Data Diversity vs. Repetition
It’s important to cover all the different cases of data that your model will see in practice, and have a good balance of the variety within those cases. Avoid over-stuffing your dataset with data that’s already covered. In the defect detection example, you want to make sure you capture objects without defects, objects with different types of defects, in different lighting conditions that the factory floor will have, various rotations and positions on the belt, and maybe even throw in a few examples in maintenance mode. Since a manufactured object without a defect is identical to others that have no defects, you don’t need to over-stuff. Another example of unnecessary repetition are video frames with little or no change.
Build with Robust Techniques
The approaches to small data listed above are a great place to start - perhaps you can benefit from transfer learning on another model in a similar domain you’ve already trained that’s giving you good results and then tune it with your small data. For the defect detection example, this would be perhaps another defect detection model you’ve previously trained, as opposed to maybe fine tuning a model trained on MS COCO dataset, that’s dissimilar to your defect detection on conveyor line use case.

- [EXCERPTED RECORDS]:
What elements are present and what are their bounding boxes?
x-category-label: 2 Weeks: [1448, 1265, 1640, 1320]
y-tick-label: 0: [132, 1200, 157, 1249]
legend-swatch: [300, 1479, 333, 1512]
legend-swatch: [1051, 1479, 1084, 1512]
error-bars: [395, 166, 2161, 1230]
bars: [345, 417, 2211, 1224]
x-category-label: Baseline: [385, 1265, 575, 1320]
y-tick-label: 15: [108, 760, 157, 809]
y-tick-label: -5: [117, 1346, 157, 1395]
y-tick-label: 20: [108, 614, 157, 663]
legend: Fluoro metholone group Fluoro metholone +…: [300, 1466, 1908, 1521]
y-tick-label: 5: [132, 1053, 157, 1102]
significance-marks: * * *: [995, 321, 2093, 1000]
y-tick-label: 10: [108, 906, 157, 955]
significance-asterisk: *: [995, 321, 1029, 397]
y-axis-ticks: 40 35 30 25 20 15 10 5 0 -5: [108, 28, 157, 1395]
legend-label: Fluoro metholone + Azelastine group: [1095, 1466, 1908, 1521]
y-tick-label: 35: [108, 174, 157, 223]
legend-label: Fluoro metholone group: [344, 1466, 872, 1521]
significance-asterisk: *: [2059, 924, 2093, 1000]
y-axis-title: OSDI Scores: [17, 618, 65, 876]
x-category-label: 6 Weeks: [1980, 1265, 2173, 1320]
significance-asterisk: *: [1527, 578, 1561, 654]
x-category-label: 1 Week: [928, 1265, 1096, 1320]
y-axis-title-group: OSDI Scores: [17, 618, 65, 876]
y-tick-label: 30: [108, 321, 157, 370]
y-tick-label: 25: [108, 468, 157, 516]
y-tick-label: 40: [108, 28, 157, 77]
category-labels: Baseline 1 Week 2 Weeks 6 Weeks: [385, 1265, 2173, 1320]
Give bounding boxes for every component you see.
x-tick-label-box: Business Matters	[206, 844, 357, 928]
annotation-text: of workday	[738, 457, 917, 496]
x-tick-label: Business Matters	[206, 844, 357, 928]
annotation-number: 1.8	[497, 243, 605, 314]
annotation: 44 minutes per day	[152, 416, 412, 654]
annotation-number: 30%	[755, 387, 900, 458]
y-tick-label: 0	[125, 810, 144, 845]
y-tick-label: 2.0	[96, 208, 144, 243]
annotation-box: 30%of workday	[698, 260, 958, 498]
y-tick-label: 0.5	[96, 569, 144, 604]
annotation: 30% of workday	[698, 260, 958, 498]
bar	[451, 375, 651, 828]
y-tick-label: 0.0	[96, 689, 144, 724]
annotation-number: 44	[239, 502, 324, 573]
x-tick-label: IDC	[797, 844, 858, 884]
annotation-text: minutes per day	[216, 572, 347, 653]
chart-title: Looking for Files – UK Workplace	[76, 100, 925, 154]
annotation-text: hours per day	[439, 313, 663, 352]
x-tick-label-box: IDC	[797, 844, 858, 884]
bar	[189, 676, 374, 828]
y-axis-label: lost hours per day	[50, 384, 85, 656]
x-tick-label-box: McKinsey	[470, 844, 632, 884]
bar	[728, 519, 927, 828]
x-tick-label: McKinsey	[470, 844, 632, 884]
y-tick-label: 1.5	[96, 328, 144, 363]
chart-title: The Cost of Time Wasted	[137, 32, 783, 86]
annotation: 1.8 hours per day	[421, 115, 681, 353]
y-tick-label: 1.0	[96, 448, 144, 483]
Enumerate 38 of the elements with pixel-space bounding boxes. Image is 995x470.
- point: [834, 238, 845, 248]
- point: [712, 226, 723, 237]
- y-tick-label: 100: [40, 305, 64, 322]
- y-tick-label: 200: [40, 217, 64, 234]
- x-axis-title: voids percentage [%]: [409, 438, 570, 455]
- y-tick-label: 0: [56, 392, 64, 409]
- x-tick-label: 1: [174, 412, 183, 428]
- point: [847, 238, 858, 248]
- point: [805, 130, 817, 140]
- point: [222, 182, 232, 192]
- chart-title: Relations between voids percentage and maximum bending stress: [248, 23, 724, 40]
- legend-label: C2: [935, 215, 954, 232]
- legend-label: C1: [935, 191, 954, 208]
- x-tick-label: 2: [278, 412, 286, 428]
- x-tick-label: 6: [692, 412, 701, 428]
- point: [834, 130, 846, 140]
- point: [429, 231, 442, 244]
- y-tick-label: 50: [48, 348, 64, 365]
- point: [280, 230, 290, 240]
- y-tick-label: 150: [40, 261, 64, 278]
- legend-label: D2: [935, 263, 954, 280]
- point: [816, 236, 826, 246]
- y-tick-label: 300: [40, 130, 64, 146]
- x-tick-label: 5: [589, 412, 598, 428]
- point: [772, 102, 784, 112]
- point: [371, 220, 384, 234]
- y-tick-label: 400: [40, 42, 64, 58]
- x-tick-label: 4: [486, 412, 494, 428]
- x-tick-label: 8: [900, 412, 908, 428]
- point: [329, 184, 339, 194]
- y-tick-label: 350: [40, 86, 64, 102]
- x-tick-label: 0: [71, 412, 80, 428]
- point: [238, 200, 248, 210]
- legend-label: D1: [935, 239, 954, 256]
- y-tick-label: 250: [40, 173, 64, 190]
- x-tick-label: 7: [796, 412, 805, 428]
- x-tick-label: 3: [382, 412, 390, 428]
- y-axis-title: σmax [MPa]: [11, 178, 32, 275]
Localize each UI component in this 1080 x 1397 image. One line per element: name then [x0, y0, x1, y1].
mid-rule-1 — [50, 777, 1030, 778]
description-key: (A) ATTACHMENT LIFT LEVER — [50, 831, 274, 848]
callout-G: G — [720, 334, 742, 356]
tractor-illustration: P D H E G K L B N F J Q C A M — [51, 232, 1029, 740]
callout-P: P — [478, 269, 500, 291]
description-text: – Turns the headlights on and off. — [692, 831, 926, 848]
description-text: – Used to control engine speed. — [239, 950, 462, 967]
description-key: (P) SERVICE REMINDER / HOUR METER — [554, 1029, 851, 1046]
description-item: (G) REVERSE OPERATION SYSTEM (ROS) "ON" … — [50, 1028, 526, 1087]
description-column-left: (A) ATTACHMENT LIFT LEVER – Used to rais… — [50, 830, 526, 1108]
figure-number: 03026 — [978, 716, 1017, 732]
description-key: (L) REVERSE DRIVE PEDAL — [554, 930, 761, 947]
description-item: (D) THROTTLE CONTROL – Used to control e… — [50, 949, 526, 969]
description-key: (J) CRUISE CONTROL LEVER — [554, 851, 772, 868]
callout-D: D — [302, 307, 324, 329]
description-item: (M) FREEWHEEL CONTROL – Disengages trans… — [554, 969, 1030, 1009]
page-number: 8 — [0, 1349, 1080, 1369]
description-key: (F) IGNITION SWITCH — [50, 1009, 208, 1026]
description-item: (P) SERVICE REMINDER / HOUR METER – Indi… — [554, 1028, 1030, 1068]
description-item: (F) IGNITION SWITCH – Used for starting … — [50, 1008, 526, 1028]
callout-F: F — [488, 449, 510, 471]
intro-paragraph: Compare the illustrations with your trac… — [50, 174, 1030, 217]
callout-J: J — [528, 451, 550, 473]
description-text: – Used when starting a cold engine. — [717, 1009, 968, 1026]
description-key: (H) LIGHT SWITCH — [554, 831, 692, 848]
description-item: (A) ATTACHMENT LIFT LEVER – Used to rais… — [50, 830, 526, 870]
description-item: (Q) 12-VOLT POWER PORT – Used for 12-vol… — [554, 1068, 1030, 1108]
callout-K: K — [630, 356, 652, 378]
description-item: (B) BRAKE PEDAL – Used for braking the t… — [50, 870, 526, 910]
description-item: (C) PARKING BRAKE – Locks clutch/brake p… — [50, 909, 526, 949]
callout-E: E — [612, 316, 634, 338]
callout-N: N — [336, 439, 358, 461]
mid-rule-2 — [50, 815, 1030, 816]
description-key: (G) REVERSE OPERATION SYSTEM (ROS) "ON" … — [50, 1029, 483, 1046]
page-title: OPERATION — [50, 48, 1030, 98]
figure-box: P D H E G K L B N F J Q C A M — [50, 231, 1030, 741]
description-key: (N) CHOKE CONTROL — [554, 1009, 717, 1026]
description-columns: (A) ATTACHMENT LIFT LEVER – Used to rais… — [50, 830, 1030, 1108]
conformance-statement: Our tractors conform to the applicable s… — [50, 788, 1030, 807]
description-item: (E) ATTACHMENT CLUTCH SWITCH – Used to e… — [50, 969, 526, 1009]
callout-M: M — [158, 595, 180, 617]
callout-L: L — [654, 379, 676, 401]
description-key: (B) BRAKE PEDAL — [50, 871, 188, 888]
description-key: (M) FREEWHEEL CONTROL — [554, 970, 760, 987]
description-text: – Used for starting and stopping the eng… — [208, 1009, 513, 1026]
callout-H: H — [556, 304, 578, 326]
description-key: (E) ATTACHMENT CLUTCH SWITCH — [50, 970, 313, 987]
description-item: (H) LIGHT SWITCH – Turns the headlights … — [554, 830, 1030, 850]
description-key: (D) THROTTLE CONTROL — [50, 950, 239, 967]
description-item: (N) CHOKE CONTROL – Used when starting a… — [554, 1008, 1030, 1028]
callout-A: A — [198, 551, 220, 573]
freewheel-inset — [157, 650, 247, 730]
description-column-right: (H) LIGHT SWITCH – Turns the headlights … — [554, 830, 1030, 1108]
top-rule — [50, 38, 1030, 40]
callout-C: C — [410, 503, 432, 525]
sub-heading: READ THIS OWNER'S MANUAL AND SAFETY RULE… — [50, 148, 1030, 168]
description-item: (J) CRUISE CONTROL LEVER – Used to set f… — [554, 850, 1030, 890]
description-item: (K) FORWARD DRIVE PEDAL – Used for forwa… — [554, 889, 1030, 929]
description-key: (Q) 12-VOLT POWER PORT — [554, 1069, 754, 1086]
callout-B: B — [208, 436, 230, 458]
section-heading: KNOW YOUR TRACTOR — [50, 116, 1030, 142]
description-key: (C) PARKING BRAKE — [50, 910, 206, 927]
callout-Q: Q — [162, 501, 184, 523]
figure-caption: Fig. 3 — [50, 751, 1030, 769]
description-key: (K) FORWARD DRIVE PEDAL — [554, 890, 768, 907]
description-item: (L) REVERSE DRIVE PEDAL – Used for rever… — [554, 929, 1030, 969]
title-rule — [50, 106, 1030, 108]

- [EXERCISE INSTRUCTIONS]:
[1] Summarize the passage on data diversity and robust techniques in two sentences.
[2] Write a continuation of the passage on data diversity and robust techniques, starting after its last sentence.

- [TASK ANSWERS]:
[1] A dataset should cover all the cases a model will see in practice with a good balance of variety, such as objects with and without defects under different lighting, rotations, and positions. It should avoid repetitive data like identical defect-free objects or nearly unchanged video frames, and transfer learning works best from a model in a similar domain, such as another defect detection model, rather than one trained on the dissimilar MS COCO dataset.

[2]
Data-centric AI vs. Model-Centric AI
The latest learnings from the AI industry show that it is much more impactful to model performance if you find the right data to train it with. Find edge cases, variations, can yield better results instead of training with multiple hyperparameters, different model architectures, or, generally speaking, assuming that competent Data Scientists will “figure it out”. If your defect detection model can’t detect certain types of defect well, invest more in getting more images of that type, instead of trying different model architectures or hyperparameter tuning.
Collaborate with Training Data Experts:
With data-centric AI, you also want to focus your debugging efforts on the data, which the domain experts are better at, rather than the model, which the Data Scientists are good at. Work with the domain experts to identify patterns in the cases where the model is failing and hypothesize why it might be failing. This will help you determine the right data you need to go get. For example, the engineer expert in the object defects can help you prioritize the right data your model needs, cleaning noisy or unwanted data mentioned above, and maybe even point out nuances that the Data Scientist might use to choose a better model architecture.To summarize, think of small data as also being more “dense” than big data. You want the highest quality of data in the smallest possible size of dataset, making it cost effective, and easily usable by one of the approaches above to create your “Champion” model.